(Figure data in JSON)

● ● ● ● ● ● ●

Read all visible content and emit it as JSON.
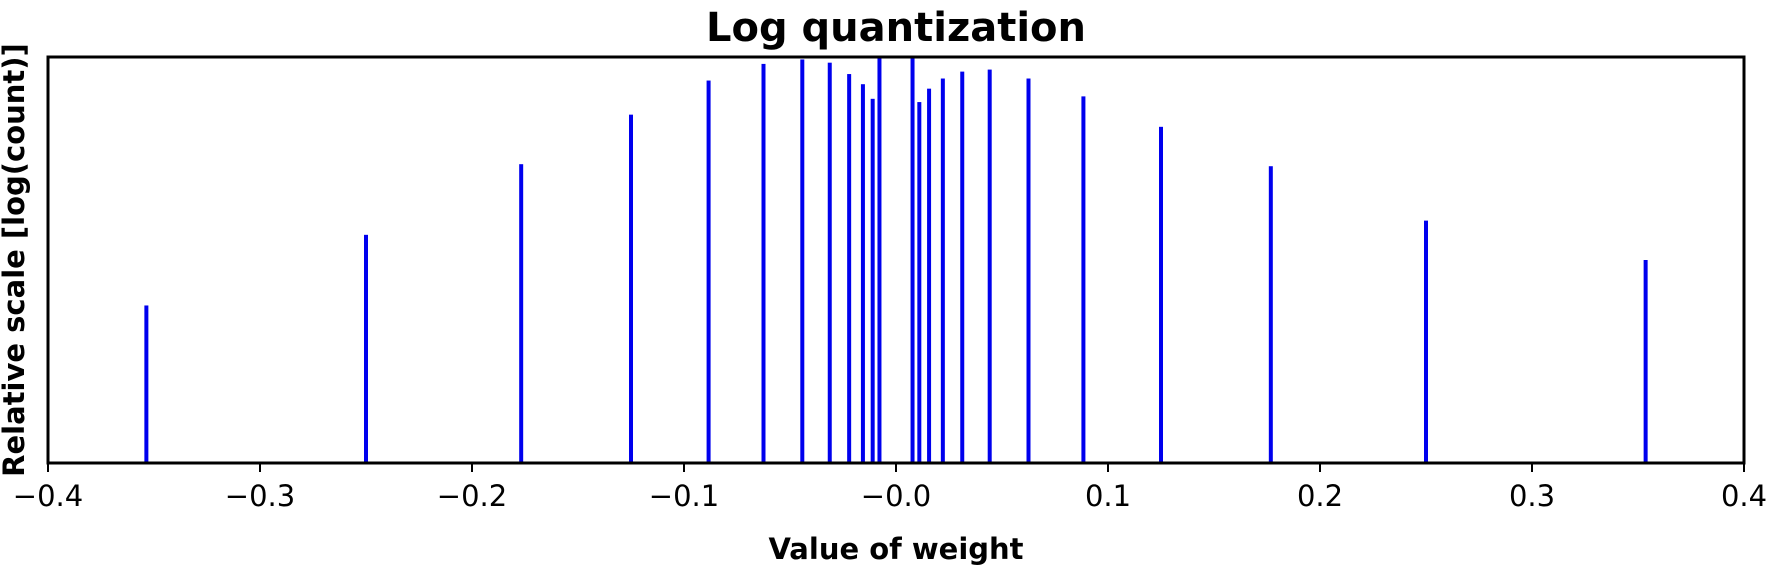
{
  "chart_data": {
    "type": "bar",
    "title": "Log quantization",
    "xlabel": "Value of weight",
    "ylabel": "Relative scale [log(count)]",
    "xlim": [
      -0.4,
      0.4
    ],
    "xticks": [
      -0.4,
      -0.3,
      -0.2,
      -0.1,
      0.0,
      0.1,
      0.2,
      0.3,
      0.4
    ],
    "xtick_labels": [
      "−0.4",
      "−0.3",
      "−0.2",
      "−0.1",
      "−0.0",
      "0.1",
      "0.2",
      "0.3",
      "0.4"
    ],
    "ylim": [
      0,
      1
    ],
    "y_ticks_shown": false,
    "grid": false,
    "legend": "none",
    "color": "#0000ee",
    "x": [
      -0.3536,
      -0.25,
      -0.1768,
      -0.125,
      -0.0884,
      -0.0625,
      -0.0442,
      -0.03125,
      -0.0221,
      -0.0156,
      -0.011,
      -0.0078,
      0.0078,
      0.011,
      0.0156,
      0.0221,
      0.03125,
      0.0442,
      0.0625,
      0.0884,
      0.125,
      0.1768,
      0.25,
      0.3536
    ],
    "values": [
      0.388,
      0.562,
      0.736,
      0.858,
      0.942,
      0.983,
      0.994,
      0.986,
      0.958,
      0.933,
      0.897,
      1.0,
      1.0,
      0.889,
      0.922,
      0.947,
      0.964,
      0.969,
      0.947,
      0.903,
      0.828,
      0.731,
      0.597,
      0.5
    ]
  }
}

● ● ● ● ● ● ●

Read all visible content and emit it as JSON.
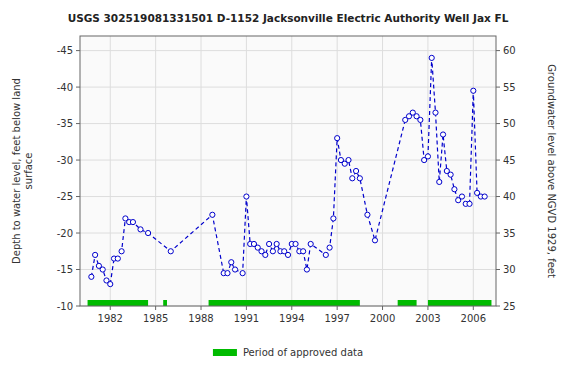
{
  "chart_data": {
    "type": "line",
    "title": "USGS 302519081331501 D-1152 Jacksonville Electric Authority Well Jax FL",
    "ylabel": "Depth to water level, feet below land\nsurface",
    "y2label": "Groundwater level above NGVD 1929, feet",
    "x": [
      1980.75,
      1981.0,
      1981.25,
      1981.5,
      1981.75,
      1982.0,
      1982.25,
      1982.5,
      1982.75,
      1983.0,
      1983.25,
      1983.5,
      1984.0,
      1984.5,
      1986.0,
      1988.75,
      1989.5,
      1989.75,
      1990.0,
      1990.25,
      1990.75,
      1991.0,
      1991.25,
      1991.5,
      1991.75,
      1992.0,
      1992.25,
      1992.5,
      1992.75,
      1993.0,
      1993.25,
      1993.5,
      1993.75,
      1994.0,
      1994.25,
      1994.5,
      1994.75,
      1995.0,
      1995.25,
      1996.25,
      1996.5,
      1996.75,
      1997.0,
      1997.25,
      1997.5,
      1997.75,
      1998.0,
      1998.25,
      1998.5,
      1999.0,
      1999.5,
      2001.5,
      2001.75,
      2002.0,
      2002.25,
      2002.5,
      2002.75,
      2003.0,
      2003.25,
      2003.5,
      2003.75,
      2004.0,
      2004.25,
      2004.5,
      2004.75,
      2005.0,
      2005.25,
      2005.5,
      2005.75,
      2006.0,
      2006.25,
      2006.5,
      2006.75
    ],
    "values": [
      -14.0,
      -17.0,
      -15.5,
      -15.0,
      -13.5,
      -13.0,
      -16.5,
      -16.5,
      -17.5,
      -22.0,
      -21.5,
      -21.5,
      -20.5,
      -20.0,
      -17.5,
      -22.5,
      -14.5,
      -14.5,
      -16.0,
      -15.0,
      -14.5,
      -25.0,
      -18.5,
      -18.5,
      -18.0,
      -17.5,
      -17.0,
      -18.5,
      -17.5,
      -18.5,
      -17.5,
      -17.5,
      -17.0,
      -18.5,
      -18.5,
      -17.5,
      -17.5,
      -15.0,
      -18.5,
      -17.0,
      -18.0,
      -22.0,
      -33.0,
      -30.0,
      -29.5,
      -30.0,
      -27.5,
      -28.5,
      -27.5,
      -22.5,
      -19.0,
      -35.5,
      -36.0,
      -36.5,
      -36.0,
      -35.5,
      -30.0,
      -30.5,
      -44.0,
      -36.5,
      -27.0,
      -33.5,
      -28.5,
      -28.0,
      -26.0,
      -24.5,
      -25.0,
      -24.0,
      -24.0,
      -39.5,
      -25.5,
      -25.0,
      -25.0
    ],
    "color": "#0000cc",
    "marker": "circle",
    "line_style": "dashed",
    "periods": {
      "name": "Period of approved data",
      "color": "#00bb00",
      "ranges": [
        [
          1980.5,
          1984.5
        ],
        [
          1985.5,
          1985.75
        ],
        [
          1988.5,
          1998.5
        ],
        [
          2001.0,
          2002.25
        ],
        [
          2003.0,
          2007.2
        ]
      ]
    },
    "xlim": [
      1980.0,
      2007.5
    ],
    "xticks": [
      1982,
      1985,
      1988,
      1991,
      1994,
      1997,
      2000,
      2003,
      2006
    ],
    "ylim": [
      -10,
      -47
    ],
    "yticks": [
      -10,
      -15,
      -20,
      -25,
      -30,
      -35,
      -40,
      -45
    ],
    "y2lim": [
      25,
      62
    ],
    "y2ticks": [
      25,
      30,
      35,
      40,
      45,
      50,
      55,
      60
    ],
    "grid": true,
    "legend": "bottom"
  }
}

● ● ● ● ● ● ●

- **Stated exercise**
Copy every line in the entries above that has the string "level" in it.

- **Task result**
    "ylabel": "Depth to water level, feet below land\nsurface",
    "y2label": "Groundwater level above NGVD 1929, feet",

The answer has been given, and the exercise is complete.